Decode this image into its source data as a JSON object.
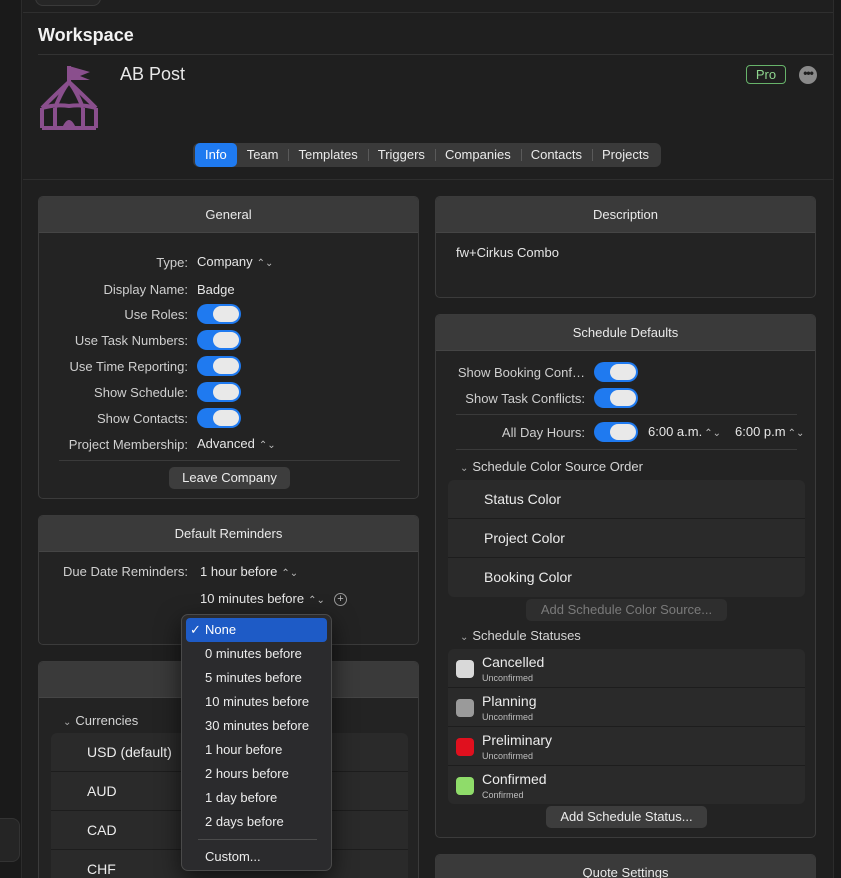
{
  "workspace": {
    "title": "Workspace"
  },
  "company": {
    "name": "AB Post",
    "badge": "Pro",
    "more_icon": "ellipsis-circle-icon",
    "logo_icon": "circus-tent-icon",
    "logo_color": "#8a4f8d"
  },
  "tabs": [
    {
      "label": "Info",
      "active": true
    },
    {
      "label": "Team"
    },
    {
      "label": "Templates"
    },
    {
      "label": "Triggers"
    },
    {
      "label": "Companies"
    },
    {
      "label": "Contacts"
    },
    {
      "label": "Projects"
    }
  ],
  "general": {
    "title": "General",
    "type_label": "Type:",
    "type_value": "Company",
    "display_name_label": "Display Name:",
    "display_name_value": "Badge",
    "use_roles_label": "Use Roles:",
    "use_task_numbers_label": "Use Task Numbers:",
    "use_time_reporting_label": "Use Time Reporting:",
    "show_schedule_label": "Show Schedule:",
    "show_contacts_label": "Show Contacts:",
    "project_membership_label": "Project Membership:",
    "project_membership_value": "Advanced",
    "leave_button": "Leave Company"
  },
  "reminders": {
    "title": "Default Reminders",
    "due_date_label": "Due Date Reminders:",
    "value_1": "1 hour before",
    "value_2": "10 minutes before"
  },
  "currencies": {
    "header": "Currencies",
    "items": [
      "USD (default)",
      "AUD",
      "CAD",
      "CHF"
    ]
  },
  "description": {
    "title": "Description",
    "text": "fw+Cirkus Combo"
  },
  "schedule": {
    "title": "Schedule Defaults",
    "show_booking_conflicts_label": "Show Booking Conf…",
    "show_task_conflicts_label": "Show Task Conflicts:",
    "all_day_hours_label": "All Day Hours:",
    "start_time": "6:00 a.m.",
    "end_time": "6:00 p.m",
    "color_source_header": "Schedule Color Source Order",
    "color_sources": [
      "Status Color",
      "Project Color",
      "Booking Color"
    ],
    "add_color_source": "Add Schedule Color Source...",
    "statuses_header": "Schedule Statuses",
    "statuses": [
      {
        "name": "Cancelled",
        "state": "Unconfirmed",
        "color": "#d9d9d9"
      },
      {
        "name": "Planning",
        "state": "Unconfirmed",
        "color": "#9a9a9a"
      },
      {
        "name": "Preliminary",
        "state": "Unconfirmed",
        "color": "#e0101e"
      },
      {
        "name": "Confirmed",
        "state": "Confirmed",
        "color": "#8fdc6a"
      }
    ],
    "add_status": "Add Schedule Status..."
  },
  "next_panel": {
    "title": "Quote Settings"
  },
  "menu": {
    "items": [
      {
        "label": "None",
        "selected": true
      },
      {
        "label": "0 minutes before"
      },
      {
        "label": "5 minutes before"
      },
      {
        "label": "10 minutes before"
      },
      {
        "label": "30 minutes before"
      },
      {
        "label": "1 hour before"
      },
      {
        "label": "2 hours before"
      },
      {
        "label": "1 day before"
      },
      {
        "label": "2 days before"
      }
    ],
    "custom": "Custom..."
  },
  "colors": {
    "accent": "#1f7af0",
    "menu_selected": "#1e5bc6",
    "pro_green": "#8fd68f"
  }
}
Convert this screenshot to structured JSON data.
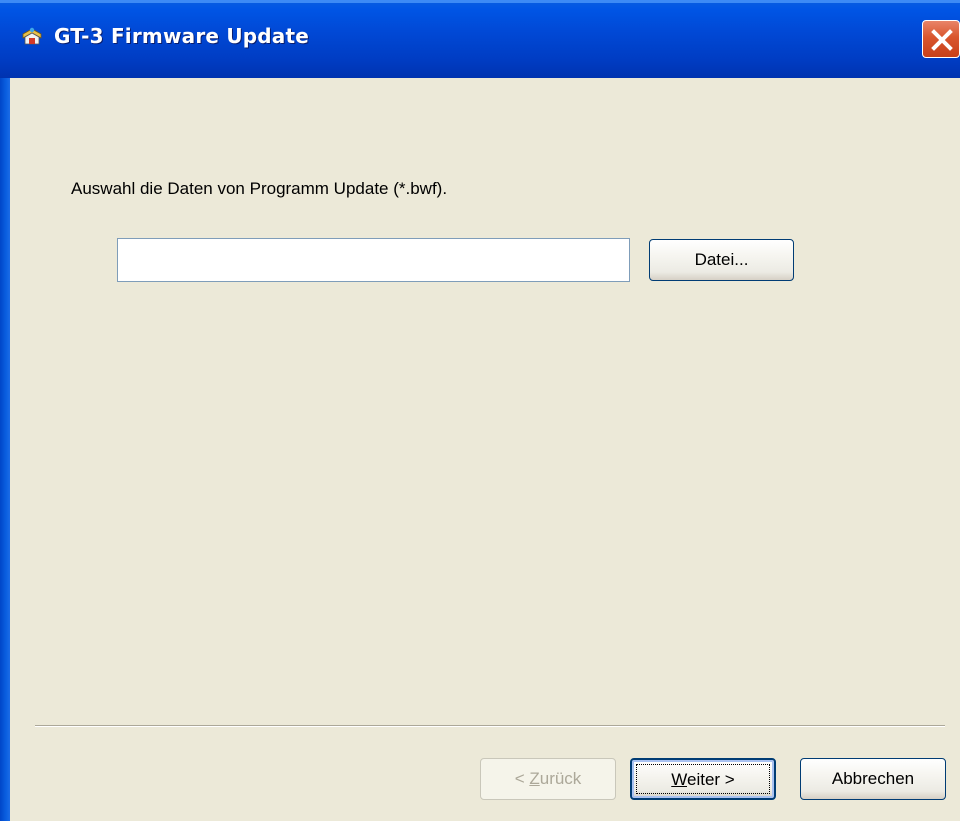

**Task statement**
Pictures are to be left out; all else in the entries above is to be quoted exactly.

**Solution**
Decode this image into its source data as a JSON object.
{
  "workspace": {
    "title": "Workspace"
  },
  "company": {
    "name": "AB Post",
    "badge": "Pro",
    "more_icon": "ellipsis-circle-icon",
    "logo_icon": "circus-tent-icon",
    "logo_color": "#8a4f8d"
  },
  "tabs": [
    {
      "label": "Info",
      "active": true
    },
    {
      "label": "Team"
    },
    {
      "label": "Templates"
    },
    {
      "label": "Triggers"
    },
    {
      "label": "Companies"
    },
    {
      "label": "Contacts"
    },
    {
      "label": "Projects"
    }
  ],
  "general": {
    "title": "General",
    "type_label": "Type:",
    "type_value": "Company",
    "display_name_label": "Display Name:",
    "display_name_value": "Badge",
    "use_roles_label": "Use Roles:",
    "use_task_numbers_label": "Use Task Numbers:",
    "use_time_reporting_label": "Use Time Reporting:",
    "show_schedule_label": "Show Schedule:",
    "show_contacts_label": "Show Contacts:",
    "project_membership_label": "Project Membership:",
    "project_membership_value": "Advanced",
    "leave_button": "Leave Company"
  },
  "reminders": {
    "title": "Default Reminders",
    "due_date_label": "Due Date Reminders:",
    "value_1": "1 hour before",
    "value_2": "10 minutes before"
  },
  "currencies": {
    "header": "Currencies",
    "items": [
      "USD (default)",
      "AUD",
      "CAD",
      "CHF"
    ]
  },
  "description": {
    "title": "Description",
    "text": "fw+Cirkus Combo"
  },
  "schedule": {
    "title": "Schedule Defaults",
    "show_booking_conflicts_label": "Show Booking Conf…",
    "show_task_conflicts_label": "Show Task Conflicts:",
    "all_day_hours_label": "All Day Hours:",
    "start_time": "6:00 a.m.",
    "end_time": "6:00 p.m",
    "color_source_header": "Schedule Color Source Order",
    "color_sources": [
      "Status Color",
      "Project Color",
      "Booking Color"
    ],
    "add_color_source": "Add Schedule Color Source...",
    "statuses_header": "Schedule Statuses",
    "statuses": [
      {
        "name": "Cancelled",
        "state": "Unconfirmed",
        "color": "#d9d9d9"
      },
      {
        "name": "Planning",
        "state": "Unconfirmed",
        "color": "#9a9a9a"
      },
      {
        "name": "Preliminary",
        "state": "Unconfirmed",
        "color": "#e0101e"
      },
      {
        "name": "Confirmed",
        "state": "Confirmed",
        "color": "#8fdc6a"
      }
    ],
    "add_status": "Add Schedule Status..."
  },
  "next_panel": {
    "title": "Quote Settings"
  },
  "menu": {
    "items": [
      {
        "label": "None",
        "selected": true
      },
      {
        "label": "0 minutes before"
      },
      {
        "label": "5 minutes before"
      },
      {
        "label": "10 minutes before"
      },
      {
        "label": "30 minutes before"
      },
      {
        "label": "1 hour before"
      },
      {
        "label": "2 hours before"
      },
      {
        "label": "1 day before"
      },
      {
        "label": "2 days before"
      }
    ],
    "custom": "Custom..."
  },
  "colors": {
    "accent": "#1f7af0",
    "menu_selected": "#1e5bc6",
    "pro_green": "#8fd68f"
  }
}
Convert this screenshot to structured JSON data.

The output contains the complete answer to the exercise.